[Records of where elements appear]

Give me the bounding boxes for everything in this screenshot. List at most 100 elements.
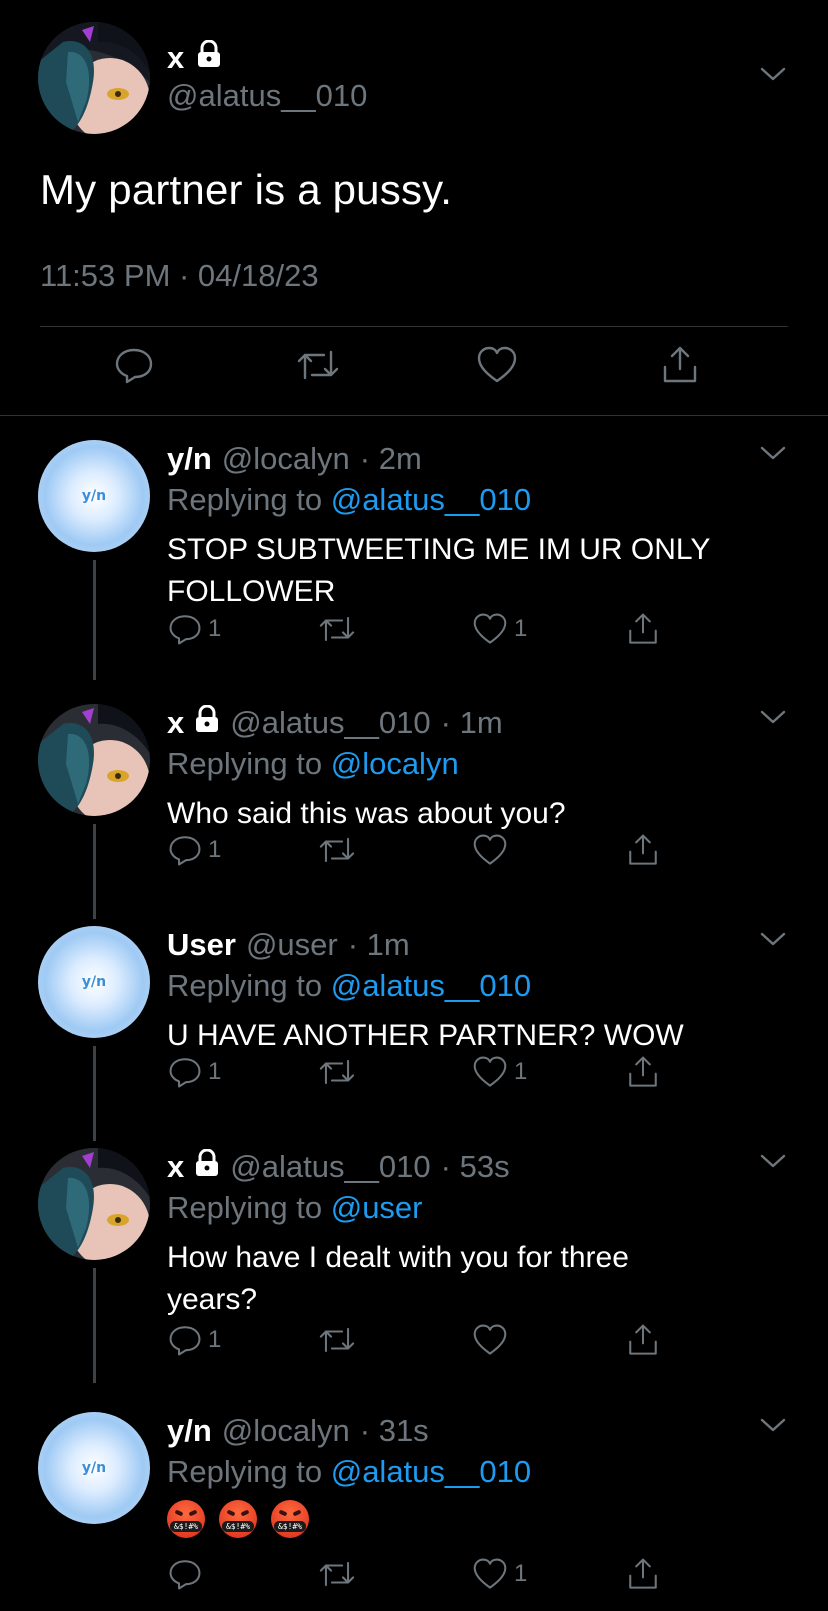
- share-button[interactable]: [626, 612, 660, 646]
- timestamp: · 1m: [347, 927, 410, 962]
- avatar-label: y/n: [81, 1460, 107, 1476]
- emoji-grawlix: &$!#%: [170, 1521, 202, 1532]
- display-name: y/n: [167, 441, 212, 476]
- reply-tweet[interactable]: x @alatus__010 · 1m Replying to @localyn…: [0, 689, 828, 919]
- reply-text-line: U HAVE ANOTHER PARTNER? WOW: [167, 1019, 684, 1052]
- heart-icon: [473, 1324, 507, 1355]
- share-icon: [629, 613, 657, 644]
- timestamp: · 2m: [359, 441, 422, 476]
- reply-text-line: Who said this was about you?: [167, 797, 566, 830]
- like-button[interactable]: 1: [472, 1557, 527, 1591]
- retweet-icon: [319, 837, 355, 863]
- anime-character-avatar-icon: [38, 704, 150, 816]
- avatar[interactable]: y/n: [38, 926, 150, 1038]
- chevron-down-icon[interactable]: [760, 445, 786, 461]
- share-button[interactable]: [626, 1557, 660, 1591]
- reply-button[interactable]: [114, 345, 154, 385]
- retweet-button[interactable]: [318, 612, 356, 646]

**Your task:**
Format the lines above as a JSON list of strings, with one string per line and no blank lines. Omit the picture from the list.

**Complete output:**
[
  "Give me the bounding boxes for everything in this screenshot. List at most 100 elements.",
  "- share-button[interactable]: [626, 612, 660, 646]",
  "- timestamp: · 1m: [347, 927, 410, 962]",
  "- avatar-label: y/n: [81, 1460, 107, 1476]",
  "- emoji-grawlix: &$!#%: [170, 1521, 202, 1532]",
  "- display-name: y/n: [167, 441, 212, 476]",
  "- reply-tweet[interactable]: x @alatus__010 · 1m Replying to @localyn…: [0, 689, 828, 919]",
  "- reply-text-line: U HAVE ANOTHER PARTNER? WOW: [167, 1019, 684, 1052]",
  "- heart-icon: [473, 1324, 507, 1355]",
  "- share-icon: [629, 613, 657, 644]",
  "- timestamp: · 2m: [359, 441, 422, 476]",
  "- reply-text-line: Who said this was about you?: [167, 797, 566, 830]",
  "- like-button[interactable]: 1: [472, 1557, 527, 1591]",
  "- retweet-icon: [319, 837, 355, 863]",
  "- anime-character-avatar-icon: [38, 704, 150, 816]",
  "- avatar[interactable]: y/n: [38, 926, 150, 1038]",
  "- chevron-down-icon[interactable]: [760, 445, 786, 461]",
  "- share-button[interactable]: [626, 1557, 660, 1591]",
  "- reply-button[interactable]: [114, 345, 154, 385]",
  "- retweet-button[interactable]: [318, 612, 356, 646]"
]